List the lines of this listing that hold the word "jenis".
— Start —
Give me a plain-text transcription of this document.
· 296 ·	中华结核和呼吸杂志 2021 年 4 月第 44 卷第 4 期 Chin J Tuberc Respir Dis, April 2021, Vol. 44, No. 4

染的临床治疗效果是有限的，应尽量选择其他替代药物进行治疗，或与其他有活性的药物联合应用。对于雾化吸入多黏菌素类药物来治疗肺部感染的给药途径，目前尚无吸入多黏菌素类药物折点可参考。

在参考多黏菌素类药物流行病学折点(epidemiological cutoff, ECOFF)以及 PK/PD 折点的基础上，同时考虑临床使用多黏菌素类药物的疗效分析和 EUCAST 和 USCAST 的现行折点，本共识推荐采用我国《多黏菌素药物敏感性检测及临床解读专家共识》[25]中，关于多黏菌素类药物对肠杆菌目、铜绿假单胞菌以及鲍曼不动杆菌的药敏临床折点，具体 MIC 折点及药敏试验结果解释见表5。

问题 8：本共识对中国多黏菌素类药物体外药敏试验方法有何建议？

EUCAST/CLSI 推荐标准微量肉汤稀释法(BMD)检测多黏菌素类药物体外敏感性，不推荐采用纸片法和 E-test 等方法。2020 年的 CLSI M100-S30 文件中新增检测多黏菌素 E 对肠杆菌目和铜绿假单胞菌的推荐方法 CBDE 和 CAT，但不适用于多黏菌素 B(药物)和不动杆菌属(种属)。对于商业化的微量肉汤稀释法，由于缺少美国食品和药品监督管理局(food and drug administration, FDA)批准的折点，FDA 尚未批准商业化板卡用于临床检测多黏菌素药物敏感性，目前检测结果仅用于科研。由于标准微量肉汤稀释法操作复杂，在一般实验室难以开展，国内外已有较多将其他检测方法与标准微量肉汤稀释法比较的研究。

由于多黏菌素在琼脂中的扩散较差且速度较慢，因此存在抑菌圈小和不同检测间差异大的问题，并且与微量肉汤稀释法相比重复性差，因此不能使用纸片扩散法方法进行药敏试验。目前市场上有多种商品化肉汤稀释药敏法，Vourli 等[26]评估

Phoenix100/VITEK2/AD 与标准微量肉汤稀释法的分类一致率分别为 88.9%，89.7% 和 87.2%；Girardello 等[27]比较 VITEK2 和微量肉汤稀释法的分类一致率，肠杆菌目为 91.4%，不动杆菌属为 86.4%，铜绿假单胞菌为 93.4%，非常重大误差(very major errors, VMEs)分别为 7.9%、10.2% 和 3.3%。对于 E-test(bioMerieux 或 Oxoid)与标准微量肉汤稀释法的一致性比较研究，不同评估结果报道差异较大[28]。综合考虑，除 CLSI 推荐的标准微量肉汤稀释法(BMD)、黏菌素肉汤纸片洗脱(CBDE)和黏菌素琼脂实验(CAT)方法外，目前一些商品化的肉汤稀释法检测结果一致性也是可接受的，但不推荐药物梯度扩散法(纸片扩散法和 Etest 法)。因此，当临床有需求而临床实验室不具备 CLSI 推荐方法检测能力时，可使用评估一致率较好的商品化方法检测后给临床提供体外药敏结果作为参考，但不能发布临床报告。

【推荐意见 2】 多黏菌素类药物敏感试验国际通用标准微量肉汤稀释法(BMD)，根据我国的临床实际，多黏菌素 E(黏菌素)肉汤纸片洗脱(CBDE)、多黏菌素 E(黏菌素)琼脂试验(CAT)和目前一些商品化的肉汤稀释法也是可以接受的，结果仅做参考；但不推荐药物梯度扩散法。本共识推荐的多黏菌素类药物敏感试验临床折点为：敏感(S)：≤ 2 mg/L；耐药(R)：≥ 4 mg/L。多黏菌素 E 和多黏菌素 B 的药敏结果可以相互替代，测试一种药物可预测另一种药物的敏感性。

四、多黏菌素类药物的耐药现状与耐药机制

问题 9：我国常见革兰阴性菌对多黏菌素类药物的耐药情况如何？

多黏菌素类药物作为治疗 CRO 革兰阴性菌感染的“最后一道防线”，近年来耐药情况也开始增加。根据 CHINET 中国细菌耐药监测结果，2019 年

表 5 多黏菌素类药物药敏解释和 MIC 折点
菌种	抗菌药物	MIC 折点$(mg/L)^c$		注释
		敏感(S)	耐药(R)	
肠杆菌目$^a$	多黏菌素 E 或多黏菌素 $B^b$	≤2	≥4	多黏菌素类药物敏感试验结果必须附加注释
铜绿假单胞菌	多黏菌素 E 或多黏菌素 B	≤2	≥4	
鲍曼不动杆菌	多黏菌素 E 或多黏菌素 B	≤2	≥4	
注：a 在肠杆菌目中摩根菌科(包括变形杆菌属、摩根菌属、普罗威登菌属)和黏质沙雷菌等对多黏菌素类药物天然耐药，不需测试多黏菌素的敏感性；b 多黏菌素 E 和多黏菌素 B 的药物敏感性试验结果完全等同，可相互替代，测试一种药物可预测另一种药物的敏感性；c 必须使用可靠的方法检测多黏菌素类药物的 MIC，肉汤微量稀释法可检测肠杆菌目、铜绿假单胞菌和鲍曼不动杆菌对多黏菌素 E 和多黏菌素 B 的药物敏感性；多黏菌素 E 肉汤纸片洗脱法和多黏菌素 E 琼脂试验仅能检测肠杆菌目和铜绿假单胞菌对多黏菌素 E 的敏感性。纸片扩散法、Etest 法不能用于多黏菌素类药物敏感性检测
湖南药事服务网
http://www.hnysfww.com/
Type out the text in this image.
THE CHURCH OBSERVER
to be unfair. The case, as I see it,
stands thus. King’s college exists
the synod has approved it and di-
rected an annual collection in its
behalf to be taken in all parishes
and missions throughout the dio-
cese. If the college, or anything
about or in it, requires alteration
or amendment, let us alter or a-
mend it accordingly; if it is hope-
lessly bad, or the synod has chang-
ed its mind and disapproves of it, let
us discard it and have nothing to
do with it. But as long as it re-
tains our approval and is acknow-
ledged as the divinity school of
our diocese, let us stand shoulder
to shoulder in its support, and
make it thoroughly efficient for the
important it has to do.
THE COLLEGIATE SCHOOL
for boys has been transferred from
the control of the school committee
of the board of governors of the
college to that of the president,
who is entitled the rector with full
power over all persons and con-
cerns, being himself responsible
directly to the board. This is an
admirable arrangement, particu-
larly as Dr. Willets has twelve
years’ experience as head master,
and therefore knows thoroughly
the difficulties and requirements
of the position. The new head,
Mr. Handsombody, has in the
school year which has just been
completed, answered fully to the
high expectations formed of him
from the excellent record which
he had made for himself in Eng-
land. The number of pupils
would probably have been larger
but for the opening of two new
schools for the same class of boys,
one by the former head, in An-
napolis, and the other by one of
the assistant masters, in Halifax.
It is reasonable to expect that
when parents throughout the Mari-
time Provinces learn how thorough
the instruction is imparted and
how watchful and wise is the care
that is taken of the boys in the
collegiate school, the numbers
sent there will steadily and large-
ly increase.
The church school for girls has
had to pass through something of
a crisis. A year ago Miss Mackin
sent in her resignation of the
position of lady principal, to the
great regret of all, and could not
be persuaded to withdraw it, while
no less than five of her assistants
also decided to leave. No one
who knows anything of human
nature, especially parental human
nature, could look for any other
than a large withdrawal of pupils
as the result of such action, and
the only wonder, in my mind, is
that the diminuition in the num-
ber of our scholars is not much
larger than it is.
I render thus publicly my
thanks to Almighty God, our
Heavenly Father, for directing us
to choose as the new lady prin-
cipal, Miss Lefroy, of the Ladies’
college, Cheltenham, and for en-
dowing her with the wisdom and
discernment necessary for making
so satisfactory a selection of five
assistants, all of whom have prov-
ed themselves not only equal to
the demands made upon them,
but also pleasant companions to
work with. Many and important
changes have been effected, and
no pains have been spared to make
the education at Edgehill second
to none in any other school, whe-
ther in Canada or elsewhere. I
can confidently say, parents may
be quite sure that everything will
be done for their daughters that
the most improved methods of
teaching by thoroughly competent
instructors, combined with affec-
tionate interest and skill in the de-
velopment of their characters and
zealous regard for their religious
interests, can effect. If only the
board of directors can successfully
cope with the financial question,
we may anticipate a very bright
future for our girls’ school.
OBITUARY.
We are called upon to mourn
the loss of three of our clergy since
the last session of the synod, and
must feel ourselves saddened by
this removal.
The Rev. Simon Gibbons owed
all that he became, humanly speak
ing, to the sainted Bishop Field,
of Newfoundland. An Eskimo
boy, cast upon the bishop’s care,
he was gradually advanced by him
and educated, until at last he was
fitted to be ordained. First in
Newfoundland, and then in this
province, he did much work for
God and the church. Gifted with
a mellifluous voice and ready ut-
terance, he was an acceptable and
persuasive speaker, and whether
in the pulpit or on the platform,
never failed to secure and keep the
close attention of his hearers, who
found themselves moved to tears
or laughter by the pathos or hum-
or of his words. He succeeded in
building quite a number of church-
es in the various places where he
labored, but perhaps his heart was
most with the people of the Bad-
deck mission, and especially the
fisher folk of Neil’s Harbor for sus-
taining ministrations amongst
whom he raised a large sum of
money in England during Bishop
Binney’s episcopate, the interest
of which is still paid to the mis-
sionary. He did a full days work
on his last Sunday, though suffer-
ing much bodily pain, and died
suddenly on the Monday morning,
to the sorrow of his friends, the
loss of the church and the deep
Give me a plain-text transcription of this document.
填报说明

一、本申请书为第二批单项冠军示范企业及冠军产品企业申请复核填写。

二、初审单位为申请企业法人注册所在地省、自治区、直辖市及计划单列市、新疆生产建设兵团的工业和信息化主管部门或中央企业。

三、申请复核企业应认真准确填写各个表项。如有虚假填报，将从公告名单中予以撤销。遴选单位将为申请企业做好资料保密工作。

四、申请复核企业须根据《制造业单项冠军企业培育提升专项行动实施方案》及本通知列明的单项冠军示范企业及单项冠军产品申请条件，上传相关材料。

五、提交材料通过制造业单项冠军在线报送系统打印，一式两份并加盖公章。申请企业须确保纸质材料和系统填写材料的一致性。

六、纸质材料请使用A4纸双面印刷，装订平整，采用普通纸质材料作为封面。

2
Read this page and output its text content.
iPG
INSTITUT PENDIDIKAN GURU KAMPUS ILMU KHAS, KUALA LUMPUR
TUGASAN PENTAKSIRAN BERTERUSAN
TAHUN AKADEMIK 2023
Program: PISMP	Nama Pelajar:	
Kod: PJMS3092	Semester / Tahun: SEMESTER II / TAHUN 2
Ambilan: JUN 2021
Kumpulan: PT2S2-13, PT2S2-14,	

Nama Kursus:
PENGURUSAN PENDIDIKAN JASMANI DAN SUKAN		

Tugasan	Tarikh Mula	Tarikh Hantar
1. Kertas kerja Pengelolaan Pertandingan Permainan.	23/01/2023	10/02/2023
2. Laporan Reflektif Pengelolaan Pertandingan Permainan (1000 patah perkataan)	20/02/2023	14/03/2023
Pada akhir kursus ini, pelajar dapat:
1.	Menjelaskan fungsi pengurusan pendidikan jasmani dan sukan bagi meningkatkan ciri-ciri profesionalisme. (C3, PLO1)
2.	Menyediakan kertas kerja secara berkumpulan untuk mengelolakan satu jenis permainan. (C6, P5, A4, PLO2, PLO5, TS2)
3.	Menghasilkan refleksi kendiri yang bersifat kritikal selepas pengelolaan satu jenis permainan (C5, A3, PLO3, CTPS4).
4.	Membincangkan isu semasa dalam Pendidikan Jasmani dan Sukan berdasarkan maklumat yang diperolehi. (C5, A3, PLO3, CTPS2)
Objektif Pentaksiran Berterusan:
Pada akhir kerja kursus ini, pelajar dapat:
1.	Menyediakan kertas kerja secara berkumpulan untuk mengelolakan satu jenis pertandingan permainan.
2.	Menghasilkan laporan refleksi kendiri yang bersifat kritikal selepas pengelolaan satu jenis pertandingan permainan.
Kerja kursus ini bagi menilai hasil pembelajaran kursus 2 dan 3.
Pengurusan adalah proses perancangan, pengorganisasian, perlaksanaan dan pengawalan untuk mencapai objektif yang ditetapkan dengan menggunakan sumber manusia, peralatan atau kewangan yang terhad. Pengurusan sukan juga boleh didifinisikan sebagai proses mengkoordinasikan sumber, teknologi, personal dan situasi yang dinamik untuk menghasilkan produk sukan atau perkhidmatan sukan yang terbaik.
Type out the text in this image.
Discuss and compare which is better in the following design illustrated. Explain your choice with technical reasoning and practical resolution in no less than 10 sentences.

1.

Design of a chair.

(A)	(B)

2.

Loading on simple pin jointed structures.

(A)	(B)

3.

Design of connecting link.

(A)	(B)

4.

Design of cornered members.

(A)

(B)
— End —
Response for this exercise |
2.	Menyediakan kertas kerja secara berkumpulan untuk mengelolakan satu jenis permainan. (C6, P5, A4, PLO2, PLO5, TS2)
3.	Menghasilkan refleksi kendiri yang bersifat kritikal selepas pengelolaan satu jenis permainan (C5, A3, PLO3, CTPS4).
1.	Menyediakan kertas kerja secara berkumpulan untuk mengelolakan satu jenis pertandingan permainan.
2.	Menghasilkan laporan refleksi kendiri yang bersifat kritikal selepas pengelolaan satu jenis pertandingan permainan.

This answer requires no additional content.